• Items from a data source:
• • • • •
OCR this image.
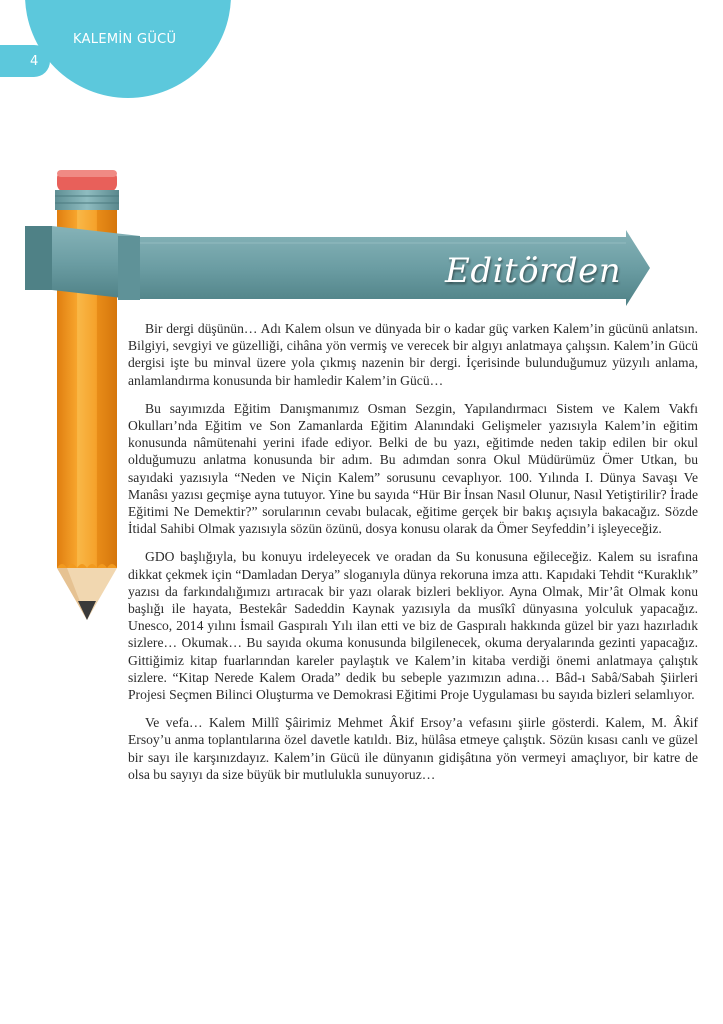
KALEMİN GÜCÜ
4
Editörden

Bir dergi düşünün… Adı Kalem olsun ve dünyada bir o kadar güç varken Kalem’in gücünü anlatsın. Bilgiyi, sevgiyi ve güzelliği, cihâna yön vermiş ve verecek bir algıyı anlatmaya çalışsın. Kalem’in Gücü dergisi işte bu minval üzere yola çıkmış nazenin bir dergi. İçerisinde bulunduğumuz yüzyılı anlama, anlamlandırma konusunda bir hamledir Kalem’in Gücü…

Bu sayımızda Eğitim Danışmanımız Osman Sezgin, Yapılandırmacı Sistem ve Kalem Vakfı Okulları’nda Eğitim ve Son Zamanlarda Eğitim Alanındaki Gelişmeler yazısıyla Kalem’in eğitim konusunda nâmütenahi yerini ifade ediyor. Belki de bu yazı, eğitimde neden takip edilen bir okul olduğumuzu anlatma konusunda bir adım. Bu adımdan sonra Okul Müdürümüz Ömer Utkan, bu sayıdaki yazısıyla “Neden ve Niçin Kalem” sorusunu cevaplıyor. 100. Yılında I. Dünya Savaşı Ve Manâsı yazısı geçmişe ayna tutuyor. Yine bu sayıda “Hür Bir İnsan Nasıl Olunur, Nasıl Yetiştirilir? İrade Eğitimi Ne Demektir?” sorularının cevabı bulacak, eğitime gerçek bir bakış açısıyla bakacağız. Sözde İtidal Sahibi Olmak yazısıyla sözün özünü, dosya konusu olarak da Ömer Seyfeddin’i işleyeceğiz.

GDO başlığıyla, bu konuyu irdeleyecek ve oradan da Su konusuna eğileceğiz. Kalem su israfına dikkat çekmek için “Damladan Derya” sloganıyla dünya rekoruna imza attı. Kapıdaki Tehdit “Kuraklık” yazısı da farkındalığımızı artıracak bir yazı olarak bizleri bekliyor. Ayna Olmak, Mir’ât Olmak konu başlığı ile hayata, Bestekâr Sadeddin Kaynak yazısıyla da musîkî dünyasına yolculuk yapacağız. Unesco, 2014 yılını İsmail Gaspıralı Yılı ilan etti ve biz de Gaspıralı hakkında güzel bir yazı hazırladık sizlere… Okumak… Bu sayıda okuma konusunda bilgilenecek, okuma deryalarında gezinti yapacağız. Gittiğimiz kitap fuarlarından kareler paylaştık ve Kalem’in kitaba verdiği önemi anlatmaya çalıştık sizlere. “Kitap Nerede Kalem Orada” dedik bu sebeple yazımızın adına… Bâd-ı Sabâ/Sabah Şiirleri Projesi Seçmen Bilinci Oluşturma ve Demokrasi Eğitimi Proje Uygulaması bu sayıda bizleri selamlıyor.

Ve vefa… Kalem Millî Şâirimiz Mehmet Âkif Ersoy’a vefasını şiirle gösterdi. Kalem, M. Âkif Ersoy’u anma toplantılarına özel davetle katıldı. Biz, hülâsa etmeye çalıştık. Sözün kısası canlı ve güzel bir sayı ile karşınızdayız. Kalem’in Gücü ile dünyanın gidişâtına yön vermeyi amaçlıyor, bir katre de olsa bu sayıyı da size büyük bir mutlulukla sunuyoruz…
• • • • •
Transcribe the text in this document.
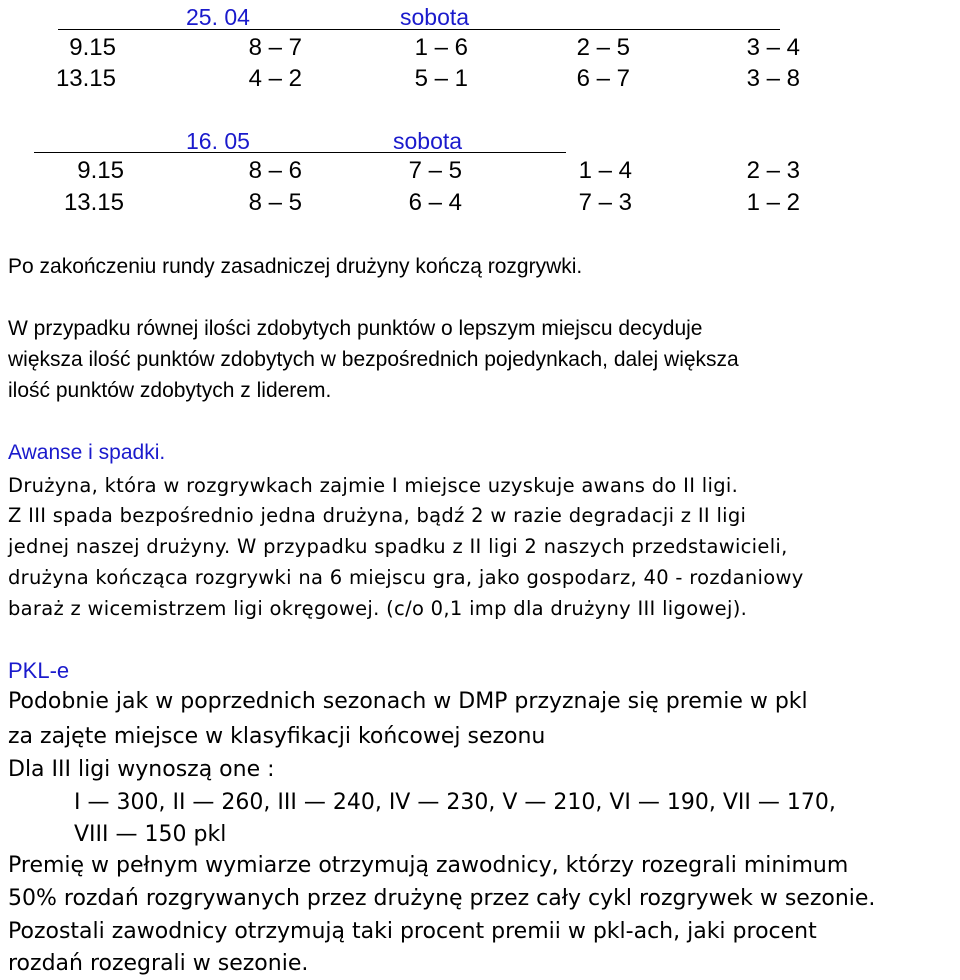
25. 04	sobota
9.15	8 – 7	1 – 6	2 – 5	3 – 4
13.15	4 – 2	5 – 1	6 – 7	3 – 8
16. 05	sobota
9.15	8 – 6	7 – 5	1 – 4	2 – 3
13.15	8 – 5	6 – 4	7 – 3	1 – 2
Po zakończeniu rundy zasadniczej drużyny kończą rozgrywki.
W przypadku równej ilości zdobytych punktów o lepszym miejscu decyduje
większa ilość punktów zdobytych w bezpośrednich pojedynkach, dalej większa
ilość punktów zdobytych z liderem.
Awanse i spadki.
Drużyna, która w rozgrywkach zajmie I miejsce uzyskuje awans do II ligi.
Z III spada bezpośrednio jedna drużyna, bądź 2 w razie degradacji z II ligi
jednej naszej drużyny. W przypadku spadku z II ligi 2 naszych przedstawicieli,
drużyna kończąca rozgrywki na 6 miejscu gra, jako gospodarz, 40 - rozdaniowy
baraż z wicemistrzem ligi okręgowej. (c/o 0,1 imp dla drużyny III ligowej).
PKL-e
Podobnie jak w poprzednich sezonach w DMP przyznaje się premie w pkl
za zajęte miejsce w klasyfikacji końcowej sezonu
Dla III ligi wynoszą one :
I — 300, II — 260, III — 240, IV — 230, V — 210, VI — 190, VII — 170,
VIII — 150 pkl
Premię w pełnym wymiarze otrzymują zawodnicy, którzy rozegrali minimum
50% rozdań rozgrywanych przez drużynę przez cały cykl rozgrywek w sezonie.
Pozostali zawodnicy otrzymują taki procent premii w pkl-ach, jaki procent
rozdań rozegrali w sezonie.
• • • • •
• Instruction: Search the data for the string "çalıştık". List each line that has it.

• Result of the task:
GDO başlığıyla, bu konuyu irdeleyecek ve oradan da Su konusuna eğileceğiz. Kalem su israfına dikkat çekmek için “Damladan Derya” sloganıyla dünya rekoruna imza attı. Kapıdaki Tehdit “Kuraklık” yazısı da farkındalığımızı artıracak bir yazı olarak bizleri bekliyor. Ayna Olmak, Mir’ât Olmak konu başlığı ile hayata, Bestekâr Sadeddin Kaynak yazısıyla da musîkî dünyasına yolculuk yapacağız. Unesco, 2014 yılını İsmail Gaspıralı Yılı ilan etti ve biz de Gaspıralı hakkında güzel bir yazı hazırladık sizlere… Okumak… Bu sayıda okuma konusunda bilgilenecek, okuma deryalarında gezinti yapacağız. Gittiğimiz kitap fuarlarından kareler paylaştık ve Kalem’in kitaba verdiği önemi anlatmaya çalıştık sizlere. “Kitap Nerede Kalem Orada” dedik bu sebeple yazımızın adına… Bâd-ı Sabâ/Sabah Şiirleri Projesi Seçmen Bilinci Oluşturma ve Demokrasi Eğitimi Proje Uygulaması bu sayıda bizleri selamlıyor.
Ve vefa… Kalem Millî Şâirimiz Mehmet Âkif Ersoy’a vefasını şiirle gösterdi. Kalem, M. Âkif Ersoy’u anma toplantılarına özel davetle katıldı. Biz, hülâsa etmeye çalıştık. Sözün kısası canlı ve güzel bir sayı ile karşınızdayız. Kalem’in Gücü ile dünyanın gidişâtına yön vermeyi amaçlıyor, bir katre de olsa bu sayıyı da size büyük bir mutlulukla sunuyoruz…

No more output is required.